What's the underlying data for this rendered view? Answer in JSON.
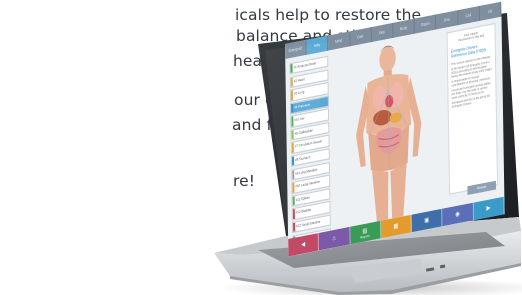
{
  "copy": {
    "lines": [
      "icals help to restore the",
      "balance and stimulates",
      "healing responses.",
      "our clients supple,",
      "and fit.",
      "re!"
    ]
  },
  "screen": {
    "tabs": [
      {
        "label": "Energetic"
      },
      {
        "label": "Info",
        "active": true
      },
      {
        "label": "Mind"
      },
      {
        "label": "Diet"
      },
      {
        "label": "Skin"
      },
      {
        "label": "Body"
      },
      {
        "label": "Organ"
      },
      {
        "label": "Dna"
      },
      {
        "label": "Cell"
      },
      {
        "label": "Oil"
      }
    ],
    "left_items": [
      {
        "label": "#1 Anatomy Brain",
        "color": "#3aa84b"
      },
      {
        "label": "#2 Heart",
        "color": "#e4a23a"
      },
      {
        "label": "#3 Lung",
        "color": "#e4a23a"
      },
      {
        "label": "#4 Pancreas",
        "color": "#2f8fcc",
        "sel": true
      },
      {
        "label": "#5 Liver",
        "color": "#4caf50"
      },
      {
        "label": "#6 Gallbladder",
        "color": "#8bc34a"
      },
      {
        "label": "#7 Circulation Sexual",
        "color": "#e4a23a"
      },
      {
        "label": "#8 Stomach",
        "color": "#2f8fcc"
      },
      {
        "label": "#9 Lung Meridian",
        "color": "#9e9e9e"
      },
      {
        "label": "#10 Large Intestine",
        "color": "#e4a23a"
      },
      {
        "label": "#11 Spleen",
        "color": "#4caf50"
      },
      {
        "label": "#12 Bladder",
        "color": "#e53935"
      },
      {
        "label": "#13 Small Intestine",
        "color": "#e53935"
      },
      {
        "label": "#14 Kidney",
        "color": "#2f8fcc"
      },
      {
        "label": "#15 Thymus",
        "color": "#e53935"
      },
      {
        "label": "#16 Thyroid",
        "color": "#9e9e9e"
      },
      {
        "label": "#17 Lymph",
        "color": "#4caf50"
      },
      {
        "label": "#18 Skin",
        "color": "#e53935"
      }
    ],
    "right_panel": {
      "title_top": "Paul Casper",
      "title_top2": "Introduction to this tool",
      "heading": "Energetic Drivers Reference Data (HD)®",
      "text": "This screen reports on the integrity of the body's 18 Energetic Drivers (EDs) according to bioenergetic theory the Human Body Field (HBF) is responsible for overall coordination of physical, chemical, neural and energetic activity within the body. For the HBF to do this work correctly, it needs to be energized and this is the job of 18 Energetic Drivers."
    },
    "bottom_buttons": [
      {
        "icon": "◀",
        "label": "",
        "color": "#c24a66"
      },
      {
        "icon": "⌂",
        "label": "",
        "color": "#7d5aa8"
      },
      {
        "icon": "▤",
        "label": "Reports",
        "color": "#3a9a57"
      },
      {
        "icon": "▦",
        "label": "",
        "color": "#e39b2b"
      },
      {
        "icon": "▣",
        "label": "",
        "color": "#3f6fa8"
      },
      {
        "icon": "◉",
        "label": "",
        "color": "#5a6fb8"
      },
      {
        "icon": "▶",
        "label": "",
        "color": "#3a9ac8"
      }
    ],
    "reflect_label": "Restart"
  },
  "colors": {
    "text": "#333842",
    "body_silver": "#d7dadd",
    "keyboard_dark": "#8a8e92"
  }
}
################
# Description of the task
List the lines of the material in which the word "Intestine" occurs.

# Output of the exercise
        "label": "#10 Large Intestine",
        "label": "#13 Small Intestine",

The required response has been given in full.